Aim:
Reproduce the records below in full and without edits, omitting images.

## start Provided entries

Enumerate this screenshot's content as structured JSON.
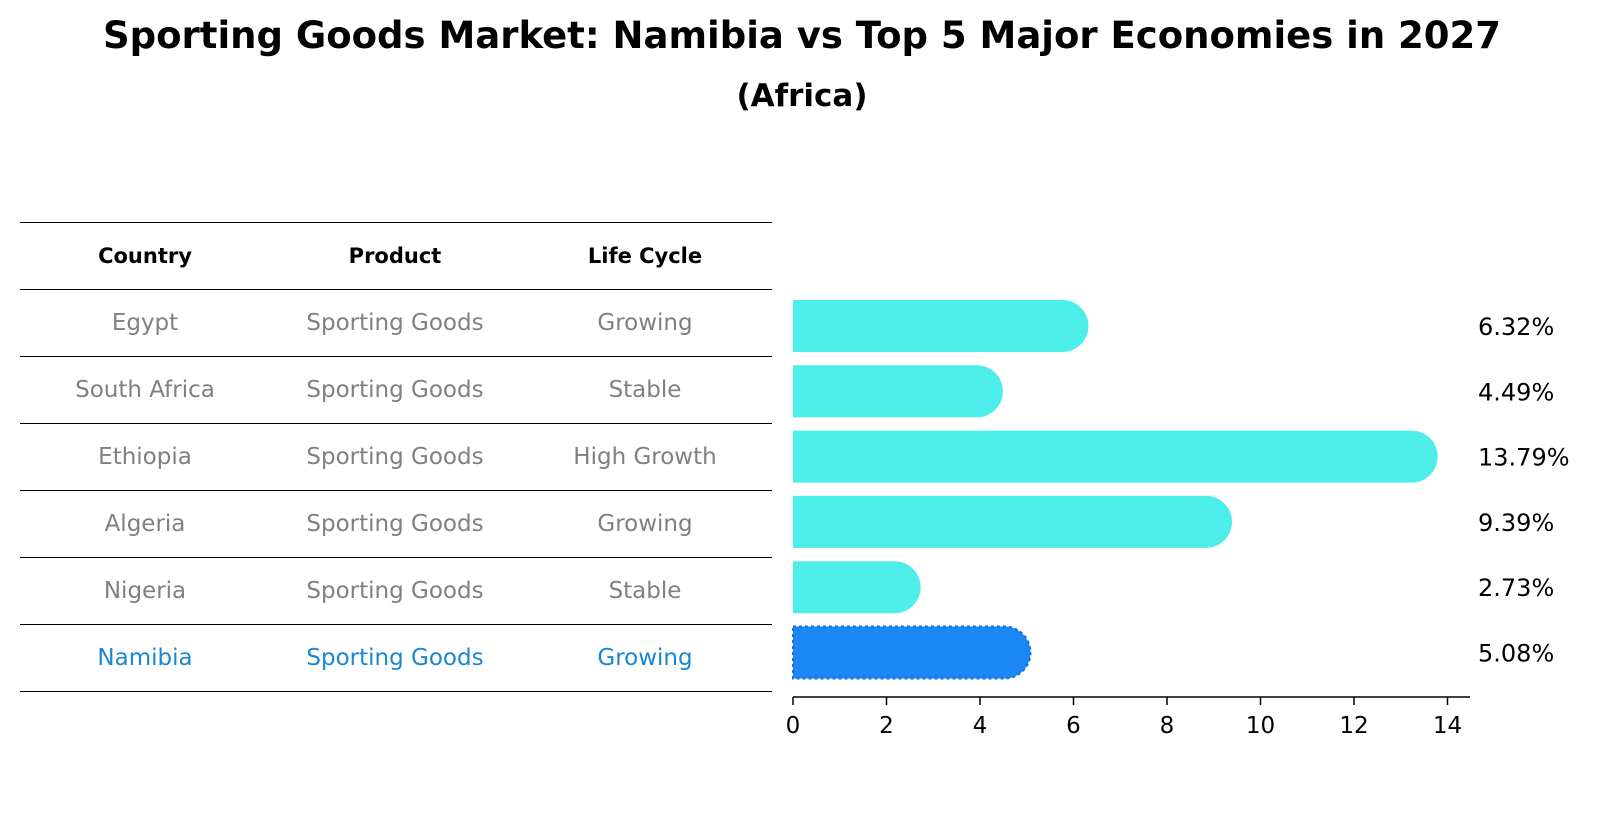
{
  "title": "Sporting Goods Market: Namibia vs Top 5 Major Economies in 2027",
  "subtitle": "(Africa)",
  "table": {
    "headers": [
      "Country",
      "Product",
      "Life Cycle"
    ],
    "rows": [
      {
        "country": "Egypt",
        "product": "Sporting Goods",
        "life_cycle": "Growing"
      },
      {
        "country": "South Africa",
        "product": "Sporting Goods",
        "life_cycle": "Stable"
      },
      {
        "country": "Ethiopia",
        "product": "Sporting Goods",
        "life_cycle": "High Growth"
      },
      {
        "country": "Algeria",
        "product": "Sporting Goods",
        "life_cycle": "Growing"
      },
      {
        "country": "Nigeria",
        "product": "Sporting Goods",
        "life_cycle": "Stable"
      },
      {
        "country": "Namibia",
        "product": "Sporting Goods",
        "life_cycle": "Growing"
      }
    ]
  },
  "colors": {
    "bar": "#4deeea",
    "highlight_bar": "#1a87f5",
    "highlight_text": "#1a87d4",
    "muted_text": "#808080"
  },
  "chart_data": {
    "type": "bar",
    "orientation": "horizontal",
    "categories": [
      "Egypt",
      "South Africa",
      "Ethiopia",
      "Algeria",
      "Nigeria",
      "Namibia"
    ],
    "values": [
      6.32,
      4.49,
      13.79,
      9.39,
      2.73,
      5.08
    ],
    "value_labels": [
      "6.32%",
      "4.49%",
      "13.79%",
      "9.39%",
      "2.73%",
      "5.08%"
    ],
    "highlight": "Namibia",
    "xlim": [
      0,
      14.5
    ],
    "xticks": [
      0,
      2,
      4,
      6,
      8,
      10,
      12,
      14
    ]
  }
}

## end Provided entries

Full answer:
Enumerate this screenshot's content as structured JSON.
{
  "title": "Sporting Goods Market: Namibia vs Top 5 Major Economies in 2027",
  "subtitle": "(Africa)",
  "table": {
    "headers": [
      "Country",
      "Product",
      "Life Cycle"
    ],
    "rows": [
      {
        "country": "Egypt",
        "product": "Sporting Goods",
        "life_cycle": "Growing"
      },
      {
        "country": "South Africa",
        "product": "Sporting Goods",
        "life_cycle": "Stable"
      },
      {
        "country": "Ethiopia",
        "product": "Sporting Goods",
        "life_cycle": "High Growth"
      },
      {
        "country": "Algeria",
        "product": "Sporting Goods",
        "life_cycle": "Growing"
      },
      {
        "country": "Nigeria",
        "product": "Sporting Goods",
        "life_cycle": "Stable"
      },
      {
        "country": "Namibia",
        "product": "Sporting Goods",
        "life_cycle": "Growing"
      }
    ]
  },
  "colors": {
    "bar": "#4deeea",
    "highlight_bar": "#1a87f5",
    "highlight_text": "#1a87d4",
    "muted_text": "#808080"
  },
  "chart_data": {
    "type": "bar",
    "orientation": "horizontal",
    "categories": [
      "Egypt",
      "South Africa",
      "Ethiopia",
      "Algeria",
      "Nigeria",
      "Namibia"
    ],
    "values": [
      6.32,
      4.49,
      13.79,
      9.39,
      2.73,
      5.08
    ],
    "value_labels": [
      "6.32%",
      "4.49%",
      "13.79%",
      "9.39%",
      "2.73%",
      "5.08%"
    ],
    "highlight": "Namibia",
    "xlim": [
      0,
      14.5
    ],
    "xticks": [
      0,
      2,
      4,
      6,
      8,
      10,
      12,
      14
    ]
  }
}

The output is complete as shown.